[start of Data shown]

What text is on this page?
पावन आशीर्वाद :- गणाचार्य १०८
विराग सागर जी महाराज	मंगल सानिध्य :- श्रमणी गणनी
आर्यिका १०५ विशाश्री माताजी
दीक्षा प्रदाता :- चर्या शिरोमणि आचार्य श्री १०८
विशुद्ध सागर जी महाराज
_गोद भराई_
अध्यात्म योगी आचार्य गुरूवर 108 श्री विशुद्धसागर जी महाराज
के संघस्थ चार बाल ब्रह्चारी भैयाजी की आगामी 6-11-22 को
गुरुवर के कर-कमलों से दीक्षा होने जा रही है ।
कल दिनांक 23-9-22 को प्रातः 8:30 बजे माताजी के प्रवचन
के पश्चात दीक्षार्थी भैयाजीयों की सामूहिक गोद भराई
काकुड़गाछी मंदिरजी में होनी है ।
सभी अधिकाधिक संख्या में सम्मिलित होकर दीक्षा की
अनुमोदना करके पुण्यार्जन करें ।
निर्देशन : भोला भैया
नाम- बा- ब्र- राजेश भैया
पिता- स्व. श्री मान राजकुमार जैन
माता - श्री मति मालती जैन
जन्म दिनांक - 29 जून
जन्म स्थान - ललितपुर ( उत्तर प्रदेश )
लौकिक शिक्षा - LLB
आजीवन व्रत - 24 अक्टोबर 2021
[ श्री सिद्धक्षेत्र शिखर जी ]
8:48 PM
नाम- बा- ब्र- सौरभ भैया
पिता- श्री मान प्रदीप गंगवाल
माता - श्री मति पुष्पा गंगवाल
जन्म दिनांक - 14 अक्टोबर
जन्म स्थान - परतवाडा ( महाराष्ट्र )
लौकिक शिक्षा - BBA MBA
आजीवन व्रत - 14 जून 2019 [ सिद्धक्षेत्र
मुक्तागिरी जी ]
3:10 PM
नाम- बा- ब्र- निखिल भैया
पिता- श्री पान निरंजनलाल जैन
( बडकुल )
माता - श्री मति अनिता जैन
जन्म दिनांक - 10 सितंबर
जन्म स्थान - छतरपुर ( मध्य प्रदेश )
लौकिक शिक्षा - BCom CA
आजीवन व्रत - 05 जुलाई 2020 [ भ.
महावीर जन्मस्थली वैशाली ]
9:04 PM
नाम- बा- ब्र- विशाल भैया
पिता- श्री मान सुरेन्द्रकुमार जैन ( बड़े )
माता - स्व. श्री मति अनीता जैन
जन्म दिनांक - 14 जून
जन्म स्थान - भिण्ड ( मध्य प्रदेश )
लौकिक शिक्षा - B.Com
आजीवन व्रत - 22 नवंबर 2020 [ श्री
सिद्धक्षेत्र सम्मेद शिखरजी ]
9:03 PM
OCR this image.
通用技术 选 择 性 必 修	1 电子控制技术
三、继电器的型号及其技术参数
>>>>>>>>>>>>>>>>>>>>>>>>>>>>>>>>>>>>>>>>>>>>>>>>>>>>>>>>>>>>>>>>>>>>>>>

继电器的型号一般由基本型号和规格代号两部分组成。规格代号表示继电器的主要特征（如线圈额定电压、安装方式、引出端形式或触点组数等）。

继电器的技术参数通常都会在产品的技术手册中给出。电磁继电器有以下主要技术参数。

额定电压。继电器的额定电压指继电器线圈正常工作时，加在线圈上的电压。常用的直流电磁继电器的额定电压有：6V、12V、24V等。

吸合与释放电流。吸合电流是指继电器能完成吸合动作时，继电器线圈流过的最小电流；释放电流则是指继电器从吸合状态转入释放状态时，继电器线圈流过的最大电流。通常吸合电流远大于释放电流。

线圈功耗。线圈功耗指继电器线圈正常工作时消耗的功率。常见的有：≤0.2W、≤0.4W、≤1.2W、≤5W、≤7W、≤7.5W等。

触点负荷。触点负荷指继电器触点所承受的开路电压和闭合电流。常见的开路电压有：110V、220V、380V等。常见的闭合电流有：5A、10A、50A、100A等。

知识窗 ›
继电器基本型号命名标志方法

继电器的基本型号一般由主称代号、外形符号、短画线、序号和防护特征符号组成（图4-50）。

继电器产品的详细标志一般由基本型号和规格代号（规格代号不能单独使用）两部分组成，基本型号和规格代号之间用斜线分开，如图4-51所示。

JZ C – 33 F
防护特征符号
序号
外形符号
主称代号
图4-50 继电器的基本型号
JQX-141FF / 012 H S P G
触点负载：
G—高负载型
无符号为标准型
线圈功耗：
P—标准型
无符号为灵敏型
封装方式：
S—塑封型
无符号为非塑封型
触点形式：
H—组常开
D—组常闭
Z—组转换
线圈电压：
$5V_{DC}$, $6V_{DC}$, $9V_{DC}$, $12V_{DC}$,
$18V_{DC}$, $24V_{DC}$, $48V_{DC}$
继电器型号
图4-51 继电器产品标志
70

[end of Data shown]

▶ What you should do
Using the data above, return each line exactly as written.

▶ The reply
What text is on this page?
पावन आशीर्वाद :- गणाचार्य १०८
विराग सागर जी महाराज	मंगल सानिध्य :- श्रमणी गणनी
आर्यिका १०५ विशाश्री माताजी
दीक्षा प्रदाता :- चर्या शिरोमणि आचार्य श्री १०८
विशुद्ध सागर जी महाराज
_गोद भराई_
अध्यात्म योगी आचार्य गुरूवर 108 श्री विशुद्धसागर जी महाराज
के संघस्थ चार बाल ब्रह्चारी भैयाजी की आगामी 6-11-22 को
गुरुवर के कर-कमलों से दीक्षा होने जा रही है ।
कल दिनांक 23-9-22 को प्रातः 8:30 बजे माताजी के प्रवचन
के पश्चात दीक्षार्थी भैयाजीयों की सामूहिक गोद भराई
काकुड़गाछी मंदिरजी में होनी है ।
सभी अधिकाधिक संख्या में सम्मिलित होकर दीक्षा की
अनुमोदना करके पुण्यार्जन करें ।
निर्देशन : भोला भैया
नाम- बा- ब्र- राजेश भैया
पिता- स्व. श्री मान राजकुमार जैन
माता - श्री मति मालती जैन
जन्म दिनांक - 29 जून
जन्म स्थान - ललितपुर ( उत्तर प्रदेश )
लौकिक शिक्षा - LLB
आजीवन व्रत - 24 अक्टोबर 2021
[ श्री सिद्धक्षेत्र शिखर जी ]
8:48 PM
नाम- बा- ब्र- सौरभ भैया
पिता- श्री मान प्रदीप गंगवाल
माता - श्री मति पुष्पा गंगवाल
जन्म दिनांक - 14 अक्टोबर
जन्म स्थान - परतवाडा ( महाराष्ट्र )
लौकिक शिक्षा - BBA MBA
आजीवन व्रत - 14 जून 2019 [ सिद्धक्षेत्र
मुक्तागिरी जी ]
3:10 PM
नाम- बा- ब्र- निखिल भैया
पिता- श्री पान निरंजनलाल जैन
( बडकुल )
माता - श्री मति अनिता जैन
जन्म दिनांक - 10 सितंबर
जन्म स्थान - छतरपुर ( मध्य प्रदेश )
लौकिक शिक्षा - BCom CA
आजीवन व्रत - 05 जुलाई 2020 [ भ.
महावीर जन्मस्थली वैशाली ]
9:04 PM
नाम- बा- ब्र- विशाल भैया
पिता- श्री मान सुरेन्द्रकुमार जैन ( बड़े )
माता - स्व. श्री मति अनीता जैन
जन्म दिनांक - 14 जून
जन्म स्थान - भिण्ड ( मध्य प्रदेश )
लौकिक शिक्षा - B.Com
आजीवन व्रत - 22 नवंबर 2020 [ श्री
सिद्धक्षेत्र सम्मेद शिखरजी ]
9:03 PM
OCR this image.
通用技术 选 择 性 必 修	1 电子控制技术
三、继电器的型号及其技术参数
>>>>>>>>>>>>>>>>>>>>>>>>>>>>>>>>>>>>>>>>>>>>>>>>>>>>>>>>>>>>>>>>>>>>>>>

继电器的型号一般由基本型号和规格代号两部分组成。规格代号表示继电器的主要特征（如线圈额定电压、安装方式、引出端形式或触点组数等）。

继电器的技术参数通常都会在产品的技术手册中给出。电磁继电器有以下主要技术参数。

额定电压。继电器的额定电压指继电器线圈正常工作时，加在线圈上的电压。常用的直流电磁继电器的额定电压有：6V、12V、24V等。

吸合与释放电流。吸合电流是指继电器能完成吸合动作时，继电器线圈流过的最小电流；释放电流则是指继电器从吸合状态转入释放状态时，继电器线圈流过的最大电流。通常吸合电流远大于释放电流。

线圈功耗。线圈功耗指继电器线圈正常工作时消耗的功率。常见的有：≤0.2W、≤0.4W、≤1.2W、≤5W、≤7W、≤7.5W等。

触点负荷。触点负荷指继电器触点所承受的开路电压和闭合电流。常见的开路电压有：110V、220V、380V等。常见的闭合电流有：5A、10A、50A、100A等。

知识窗 ›
继电器基本型号命名标志方法

继电器的基本型号一般由主称代号、外形符号、短画线、序号和防护特征符号组成（图4-50）。

继电器产品的详细标志一般由基本型号和规格代号（规格代号不能单独使用）两部分组成，基本型号和规格代号之间用斜线分开，如图4-51所示。

JZ C – 33 F
防护特征符号
序号
外形符号
主称代号
图4-50 继电器的基本型号
JQX-141FF / 012 H S P G
触点负载：
G—高负载型
无符号为标准型
线圈功耗：
P—标准型
无符号为灵敏型
封装方式：
S—塑封型
无符号为非塑封型
触点形式：
H—组常开
D—组常闭
Z—组转换
线圈电压：
$5V_{DC}$, $6V_{DC}$, $9V_{DC}$, $12V_{DC}$,
$18V_{DC}$, $24V_{DC}$, $48V_{DC}$
继电器型号
图4-51 继电器产品标志
70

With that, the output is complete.